■ WHAT IS BEING ASKED ■
Select and copy out every line in the records containing "their".

(Figure record extracts)
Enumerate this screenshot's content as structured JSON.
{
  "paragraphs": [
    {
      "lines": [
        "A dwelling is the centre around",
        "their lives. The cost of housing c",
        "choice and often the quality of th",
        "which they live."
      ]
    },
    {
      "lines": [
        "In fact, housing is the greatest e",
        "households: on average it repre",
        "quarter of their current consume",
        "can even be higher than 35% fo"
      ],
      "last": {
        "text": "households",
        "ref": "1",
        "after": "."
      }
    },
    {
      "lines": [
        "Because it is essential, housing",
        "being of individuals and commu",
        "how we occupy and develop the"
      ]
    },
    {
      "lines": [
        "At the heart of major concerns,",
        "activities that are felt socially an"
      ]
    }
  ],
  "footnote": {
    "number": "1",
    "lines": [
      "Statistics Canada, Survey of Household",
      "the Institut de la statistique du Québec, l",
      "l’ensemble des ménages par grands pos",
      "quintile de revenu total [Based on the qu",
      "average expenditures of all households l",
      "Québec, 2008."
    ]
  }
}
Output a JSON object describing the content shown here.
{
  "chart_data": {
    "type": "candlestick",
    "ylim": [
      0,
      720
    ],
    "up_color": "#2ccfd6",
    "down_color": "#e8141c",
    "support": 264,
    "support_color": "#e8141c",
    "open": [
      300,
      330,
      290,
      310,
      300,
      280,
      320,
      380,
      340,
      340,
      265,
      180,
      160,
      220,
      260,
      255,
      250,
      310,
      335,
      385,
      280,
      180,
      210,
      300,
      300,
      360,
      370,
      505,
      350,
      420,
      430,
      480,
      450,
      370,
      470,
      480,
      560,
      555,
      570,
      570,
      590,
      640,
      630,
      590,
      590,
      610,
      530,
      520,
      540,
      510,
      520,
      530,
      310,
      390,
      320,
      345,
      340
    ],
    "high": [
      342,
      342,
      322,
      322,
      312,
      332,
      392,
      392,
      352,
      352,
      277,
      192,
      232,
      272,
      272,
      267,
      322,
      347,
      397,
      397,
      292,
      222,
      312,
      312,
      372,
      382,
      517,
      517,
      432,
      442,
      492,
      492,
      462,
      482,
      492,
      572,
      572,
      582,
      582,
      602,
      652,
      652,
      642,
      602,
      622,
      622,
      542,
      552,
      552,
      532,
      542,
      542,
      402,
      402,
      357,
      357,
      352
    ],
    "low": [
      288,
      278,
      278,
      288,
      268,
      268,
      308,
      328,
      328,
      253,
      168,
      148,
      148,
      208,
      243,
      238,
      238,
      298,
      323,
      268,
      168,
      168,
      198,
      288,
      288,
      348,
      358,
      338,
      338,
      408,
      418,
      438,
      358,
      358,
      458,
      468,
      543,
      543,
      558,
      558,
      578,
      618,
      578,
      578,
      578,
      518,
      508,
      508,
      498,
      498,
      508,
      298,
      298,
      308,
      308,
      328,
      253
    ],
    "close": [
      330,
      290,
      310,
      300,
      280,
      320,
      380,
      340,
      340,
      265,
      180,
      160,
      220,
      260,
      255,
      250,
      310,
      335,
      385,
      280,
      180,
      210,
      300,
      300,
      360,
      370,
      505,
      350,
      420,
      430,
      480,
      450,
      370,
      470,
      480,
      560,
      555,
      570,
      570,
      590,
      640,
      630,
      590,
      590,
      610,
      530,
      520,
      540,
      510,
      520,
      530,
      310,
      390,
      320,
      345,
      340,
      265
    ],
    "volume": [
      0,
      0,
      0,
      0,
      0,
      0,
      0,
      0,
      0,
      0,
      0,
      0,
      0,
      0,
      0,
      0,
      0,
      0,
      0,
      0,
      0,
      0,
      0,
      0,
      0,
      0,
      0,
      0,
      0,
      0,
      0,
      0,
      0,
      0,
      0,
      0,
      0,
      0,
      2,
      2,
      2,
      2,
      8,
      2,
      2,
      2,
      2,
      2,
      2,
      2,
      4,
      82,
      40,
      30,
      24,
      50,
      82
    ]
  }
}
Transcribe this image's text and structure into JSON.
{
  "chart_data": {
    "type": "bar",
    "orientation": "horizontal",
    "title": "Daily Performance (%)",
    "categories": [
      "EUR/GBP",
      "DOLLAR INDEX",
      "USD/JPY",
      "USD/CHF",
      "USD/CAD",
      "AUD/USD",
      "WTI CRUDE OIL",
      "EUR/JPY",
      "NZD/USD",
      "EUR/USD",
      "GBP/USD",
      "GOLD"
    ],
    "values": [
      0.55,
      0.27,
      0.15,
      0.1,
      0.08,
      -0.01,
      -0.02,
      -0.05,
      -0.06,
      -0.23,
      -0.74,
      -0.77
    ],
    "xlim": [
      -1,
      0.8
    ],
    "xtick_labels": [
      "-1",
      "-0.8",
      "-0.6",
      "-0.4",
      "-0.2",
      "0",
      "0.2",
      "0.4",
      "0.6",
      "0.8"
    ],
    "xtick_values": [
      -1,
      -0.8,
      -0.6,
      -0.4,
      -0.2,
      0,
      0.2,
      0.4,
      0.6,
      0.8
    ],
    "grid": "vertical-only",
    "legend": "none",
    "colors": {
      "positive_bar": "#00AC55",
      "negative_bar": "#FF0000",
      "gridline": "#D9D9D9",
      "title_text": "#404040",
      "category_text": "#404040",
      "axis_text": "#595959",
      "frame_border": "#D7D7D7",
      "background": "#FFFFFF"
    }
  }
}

■ SOLUTION TO THE PROBLEM ■
        "their lives. The cost of housing c",
        "quarter of their current consume",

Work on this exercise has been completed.